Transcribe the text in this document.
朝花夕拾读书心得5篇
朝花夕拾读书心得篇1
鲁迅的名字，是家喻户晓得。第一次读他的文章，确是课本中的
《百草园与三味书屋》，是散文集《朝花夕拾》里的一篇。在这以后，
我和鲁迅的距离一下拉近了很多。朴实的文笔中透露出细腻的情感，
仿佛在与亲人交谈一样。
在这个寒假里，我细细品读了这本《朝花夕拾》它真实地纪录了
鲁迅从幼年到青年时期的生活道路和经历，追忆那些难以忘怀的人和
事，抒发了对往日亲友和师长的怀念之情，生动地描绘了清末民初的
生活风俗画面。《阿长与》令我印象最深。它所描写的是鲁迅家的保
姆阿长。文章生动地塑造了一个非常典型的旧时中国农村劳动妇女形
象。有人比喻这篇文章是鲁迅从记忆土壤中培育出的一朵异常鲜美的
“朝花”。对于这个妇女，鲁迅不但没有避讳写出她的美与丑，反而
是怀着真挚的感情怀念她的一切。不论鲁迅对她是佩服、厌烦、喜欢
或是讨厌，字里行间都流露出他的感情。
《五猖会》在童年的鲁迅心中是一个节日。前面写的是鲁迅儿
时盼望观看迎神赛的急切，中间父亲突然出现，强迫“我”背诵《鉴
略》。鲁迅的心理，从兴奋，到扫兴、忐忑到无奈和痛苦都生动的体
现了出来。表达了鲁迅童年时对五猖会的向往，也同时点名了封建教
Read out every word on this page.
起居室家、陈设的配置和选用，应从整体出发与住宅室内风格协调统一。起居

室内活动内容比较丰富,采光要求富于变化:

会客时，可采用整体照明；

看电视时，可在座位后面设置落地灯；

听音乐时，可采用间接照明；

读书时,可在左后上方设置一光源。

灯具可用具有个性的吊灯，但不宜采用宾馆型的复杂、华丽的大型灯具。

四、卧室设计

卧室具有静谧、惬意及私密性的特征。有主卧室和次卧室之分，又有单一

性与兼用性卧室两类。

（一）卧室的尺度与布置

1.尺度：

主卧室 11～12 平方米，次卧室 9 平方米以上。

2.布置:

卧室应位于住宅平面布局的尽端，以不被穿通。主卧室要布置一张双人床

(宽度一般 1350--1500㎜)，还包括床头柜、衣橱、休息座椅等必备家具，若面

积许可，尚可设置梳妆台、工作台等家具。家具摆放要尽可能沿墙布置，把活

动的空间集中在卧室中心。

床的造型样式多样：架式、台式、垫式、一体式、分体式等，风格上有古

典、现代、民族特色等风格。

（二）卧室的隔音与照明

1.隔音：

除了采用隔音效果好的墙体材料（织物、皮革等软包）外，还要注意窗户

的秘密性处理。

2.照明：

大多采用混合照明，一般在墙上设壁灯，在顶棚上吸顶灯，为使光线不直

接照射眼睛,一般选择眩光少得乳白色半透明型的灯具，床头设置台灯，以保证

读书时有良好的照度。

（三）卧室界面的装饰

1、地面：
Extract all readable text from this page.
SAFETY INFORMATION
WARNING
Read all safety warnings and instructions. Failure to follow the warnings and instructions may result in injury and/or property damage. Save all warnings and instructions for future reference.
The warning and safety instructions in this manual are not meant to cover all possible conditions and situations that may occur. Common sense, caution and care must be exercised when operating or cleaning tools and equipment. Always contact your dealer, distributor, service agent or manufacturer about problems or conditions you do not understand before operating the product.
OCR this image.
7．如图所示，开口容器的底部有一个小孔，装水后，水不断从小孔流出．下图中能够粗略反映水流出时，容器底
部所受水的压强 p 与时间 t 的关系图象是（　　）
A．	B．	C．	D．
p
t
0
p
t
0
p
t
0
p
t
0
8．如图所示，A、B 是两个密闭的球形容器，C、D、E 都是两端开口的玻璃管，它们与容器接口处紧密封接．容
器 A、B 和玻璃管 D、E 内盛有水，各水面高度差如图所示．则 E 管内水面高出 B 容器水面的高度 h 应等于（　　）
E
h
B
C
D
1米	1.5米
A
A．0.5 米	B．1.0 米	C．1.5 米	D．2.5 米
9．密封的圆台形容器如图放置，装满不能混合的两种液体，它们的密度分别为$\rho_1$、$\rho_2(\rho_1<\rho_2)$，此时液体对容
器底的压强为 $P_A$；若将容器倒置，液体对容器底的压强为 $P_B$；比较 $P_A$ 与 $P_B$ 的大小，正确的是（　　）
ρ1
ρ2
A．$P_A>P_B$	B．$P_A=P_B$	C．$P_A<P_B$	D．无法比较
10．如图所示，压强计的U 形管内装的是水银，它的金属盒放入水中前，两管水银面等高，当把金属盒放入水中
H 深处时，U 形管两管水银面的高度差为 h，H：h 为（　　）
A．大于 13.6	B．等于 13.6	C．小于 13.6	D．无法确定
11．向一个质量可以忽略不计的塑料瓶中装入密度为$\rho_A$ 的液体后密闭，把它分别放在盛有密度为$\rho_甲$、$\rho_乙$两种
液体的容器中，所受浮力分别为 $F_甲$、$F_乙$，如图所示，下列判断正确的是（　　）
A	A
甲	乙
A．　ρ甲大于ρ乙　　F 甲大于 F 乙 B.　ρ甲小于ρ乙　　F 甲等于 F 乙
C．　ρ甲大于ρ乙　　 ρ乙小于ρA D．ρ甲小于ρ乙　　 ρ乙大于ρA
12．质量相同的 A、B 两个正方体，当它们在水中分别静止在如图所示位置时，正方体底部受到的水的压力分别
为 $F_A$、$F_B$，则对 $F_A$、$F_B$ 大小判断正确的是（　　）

== INSTRUCTION ==
Write out all the entries exactly.

== SOLVED PROBLEM ==
Transcribe the text in this document.
朝花夕拾读书心得5篇
朝花夕拾读书心得篇1
鲁迅的名字，是家喻户晓得。第一次读他的文章，确是课本中的
《百草园与三味书屋》，是散文集《朝花夕拾》里的一篇。在这以后，
我和鲁迅的距离一下拉近了很多。朴实的文笔中透露出细腻的情感，
仿佛在与亲人交谈一样。
在这个寒假里，我细细品读了这本《朝花夕拾》它真实地纪录了
鲁迅从幼年到青年时期的生活道路和经历，追忆那些难以忘怀的人和
事，抒发了对往日亲友和师长的怀念之情，生动地描绘了清末民初的
生活风俗画面。《阿长与》令我印象最深。它所描写的是鲁迅家的保
姆阿长。文章生动地塑造了一个非常典型的旧时中国农村劳动妇女形
象。有人比喻这篇文章是鲁迅从记忆土壤中培育出的一朵异常鲜美的
“朝花”。对于这个妇女，鲁迅不但没有避讳写出她的美与丑，反而
是怀着真挚的感情怀念她的一切。不论鲁迅对她是佩服、厌烦、喜欢
或是讨厌，字里行间都流露出他的感情。
《五猖会》在童年的鲁迅心中是一个节日。前面写的是鲁迅儿
时盼望观看迎神赛的急切，中间父亲突然出现，强迫“我”背诵《鉴
略》。鲁迅的心理，从兴奋，到扫兴、忐忑到无奈和痛苦都生动的体
现了出来。表达了鲁迅童年时对五猖会的向往，也同时点名了封建教
Read out every word on this page.
起居室家、陈设的配置和选用，应从整体出发与住宅室内风格协调统一。起居

室内活动内容比较丰富,采光要求富于变化:

会客时，可采用整体照明；

看电视时，可在座位后面设置落地灯；

听音乐时，可采用间接照明；

读书时,可在左后上方设置一光源。

灯具可用具有个性的吊灯，但不宜采用宾馆型的复杂、华丽的大型灯具。

四、卧室设计

卧室具有静谧、惬意及私密性的特征。有主卧室和次卧室之分，又有单一

性与兼用性卧室两类。

（一）卧室的尺度与布置

1.尺度：

主卧室 11～12 平方米，次卧室 9 平方米以上。

2.布置:

卧室应位于住宅平面布局的尽端，以不被穿通。主卧室要布置一张双人床

(宽度一般 1350--1500㎜)，还包括床头柜、衣橱、休息座椅等必备家具，若面

积许可，尚可设置梳妆台、工作台等家具。家具摆放要尽可能沿墙布置，把活

动的空间集中在卧室中心。

床的造型样式多样：架式、台式、垫式、一体式、分体式等，风格上有古

典、现代、民族特色等风格。

（二）卧室的隔音与照明

1.隔音：

除了采用隔音效果好的墙体材料（织物、皮革等软包）外，还要注意窗户

的秘密性处理。

2.照明：

大多采用混合照明，一般在墙上设壁灯，在顶棚上吸顶灯，为使光线不直

接照射眼睛,一般选择眩光少得乳白色半透明型的灯具，床头设置台灯，以保证

读书时有良好的照度。

（三）卧室界面的装饰

1、地面：
Extract all readable text from this page.
SAFETY INFORMATION
WARNING
Read all safety warnings and instructions. Failure to follow the warnings and instructions may result in injury and/or property damage. Save all warnings and instructions for future reference.
The warning and safety instructions in this manual are not meant to cover all possible conditions and situations that may occur. Common sense, caution and care must be exercised when operating or cleaning tools and equipment. Always contact your dealer, distributor, service agent or manufacturer about problems or conditions you do not understand before operating the product.
OCR this image.
7．如图所示，开口容器的底部有一个小孔，装水后，水不断从小孔流出．下图中能够粗略反映水流出时，容器底
部所受水的压强 p 与时间 t 的关系图象是（　　）
A．	B．	C．	D．
p
t
0
p
t
0
p
t
0
p
t
0
8．如图所示，A、B 是两个密闭的球形容器，C、D、E 都是两端开口的玻璃管，它们与容器接口处紧密封接．容
器 A、B 和玻璃管 D、E 内盛有水，各水面高度差如图所示．则 E 管内水面高出 B 容器水面的高度 h 应等于（　　）
E
h
B
C
D
1米	1.5米
A
A．0.5 米	B．1.0 米	C．1.5 米	D．2.5 米
9．密封的圆台形容器如图放置，装满不能混合的两种液体，它们的密度分别为$\rho_1$、$\rho_2(\rho_1<\rho_2)$，此时液体对容
器底的压强为 $P_A$；若将容器倒置，液体对容器底的压强为 $P_B$；比较 $P_A$ 与 $P_B$ 的大小，正确的是（　　）
ρ1
ρ2
A．$P_A>P_B$	B．$P_A=P_B$	C．$P_A<P_B$	D．无法比较
10．如图所示，压强计的U 形管内装的是水银，它的金属盒放入水中前，两管水银面等高，当把金属盒放入水中
H 深处时，U 形管两管水银面的高度差为 h，H：h 为（　　）
A．大于 13.6	B．等于 13.6	C．小于 13.6	D．无法确定
11．向一个质量可以忽略不计的塑料瓶中装入密度为$\rho_A$ 的液体后密闭，把它分别放在盛有密度为$\rho_甲$、$\rho_乙$两种
液体的容器中，所受浮力分别为 $F_甲$、$F_乙$，如图所示，下列判断正确的是（　　）
A	A
甲	乙
A．　ρ甲大于ρ乙　　F 甲大于 F 乙 B.　ρ甲小于ρ乙　　F 甲等于 F 乙
C．　ρ甲大于ρ乙　　 ρ乙小于ρA D．ρ甲小于ρ乙　　 ρ乙大于ρA
12．质量相同的 A、B 两个正方体，当它们在水中分别静止在如图所示位置时，正方体底部受到的水的压力分别
为 $F_A$、$F_B$，则对 $F_A$、$F_B$ 大小判断正确的是（　　）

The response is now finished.